Nothing in the records may be left out or altered; reproduce them all exactly.

Input data:
------------------------------------
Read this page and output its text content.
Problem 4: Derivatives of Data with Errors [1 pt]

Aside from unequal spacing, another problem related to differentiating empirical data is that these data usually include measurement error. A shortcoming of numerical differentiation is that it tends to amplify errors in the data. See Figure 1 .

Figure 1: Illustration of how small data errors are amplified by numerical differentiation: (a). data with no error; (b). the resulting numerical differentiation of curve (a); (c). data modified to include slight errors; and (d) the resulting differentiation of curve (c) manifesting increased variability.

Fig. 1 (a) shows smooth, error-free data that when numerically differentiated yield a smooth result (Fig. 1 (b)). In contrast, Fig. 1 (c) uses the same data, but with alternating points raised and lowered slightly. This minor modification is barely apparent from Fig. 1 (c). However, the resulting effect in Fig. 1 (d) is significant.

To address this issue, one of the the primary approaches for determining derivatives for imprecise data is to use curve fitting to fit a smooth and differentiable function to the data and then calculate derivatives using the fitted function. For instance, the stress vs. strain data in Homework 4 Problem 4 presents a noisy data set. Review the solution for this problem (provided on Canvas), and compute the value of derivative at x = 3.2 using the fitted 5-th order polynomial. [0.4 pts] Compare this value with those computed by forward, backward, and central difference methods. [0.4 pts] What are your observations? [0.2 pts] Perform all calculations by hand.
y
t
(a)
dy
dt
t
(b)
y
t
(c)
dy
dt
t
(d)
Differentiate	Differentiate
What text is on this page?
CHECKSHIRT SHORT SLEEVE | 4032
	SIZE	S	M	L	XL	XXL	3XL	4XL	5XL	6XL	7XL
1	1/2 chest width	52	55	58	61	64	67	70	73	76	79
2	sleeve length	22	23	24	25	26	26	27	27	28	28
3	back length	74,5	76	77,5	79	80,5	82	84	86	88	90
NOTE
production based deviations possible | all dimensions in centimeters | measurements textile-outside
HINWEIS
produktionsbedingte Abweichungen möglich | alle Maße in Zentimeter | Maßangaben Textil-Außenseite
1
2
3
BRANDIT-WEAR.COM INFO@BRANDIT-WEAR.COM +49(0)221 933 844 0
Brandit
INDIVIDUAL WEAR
------------------------------------
Response to this task:
Read this page and output its text content.
Problem 4: Derivatives of Data with Errors [1 pt]

Aside from unequal spacing, another problem related to differentiating empirical data is that these data usually include measurement error. A shortcoming of numerical differentiation is that it tends to amplify errors in the data. See Figure 1 .

Figure 1: Illustration of how small data errors are amplified by numerical differentiation: (a). data with no error; (b). the resulting numerical differentiation of curve (a); (c). data modified to include slight errors; and (d) the resulting differentiation of curve (c) manifesting increased variability.

Fig. 1 (a) shows smooth, error-free data that when numerically differentiated yield a smooth result (Fig. 1 (b)). In contrast, Fig. 1 (c) uses the same data, but with alternating points raised and lowered slightly. This minor modification is barely apparent from Fig. 1 (c). However, the resulting effect in Fig. 1 (d) is significant.

To address this issue, one of the the primary approaches for determining derivatives for imprecise data is to use curve fitting to fit a smooth and differentiable function to the data and then calculate derivatives using the fitted function. For instance, the stress vs. strain data in Homework 4 Problem 4 presents a noisy data set. Review the solution for this problem (provided on Canvas), and compute the value of derivative at x = 3.2 using the fitted 5-th order polynomial. [0.4 pts] Compare this value with those computed by forward, backward, and central difference methods. [0.4 pts] What are your observations? [0.2 pts] Perform all calculations by hand.
y
t
(a)
dy
dt
t
(b)
y
t
(c)
dy
dt
t
(d)
Differentiate	Differentiate
What text is on this page?
CHECKSHIRT SHORT SLEEVE | 4032
	SIZE	S	M	L	XL	XXL	3XL	4XL	5XL	6XL	7XL
1	1/2 chest width	52	55	58	61	64	67	70	73	76	79
2	sleeve length	22	23	24	25	26	26	27	27	28	28
3	back length	74,5	76	77,5	79	80,5	82	84	86	88	90
NOTE
production based deviations possible | all dimensions in centimeters | measurements textile-outside
HINWEIS
produktionsbedingte Abweichungen möglich | alle Maße in Zentimeter | Maßangaben Textil-Außenseite
1
2
3
BRANDIT-WEAR.COM INFO@BRANDIT-WEAR.COM +49(0)221 933 844 0
Brandit
INDIVIDUAL WEAR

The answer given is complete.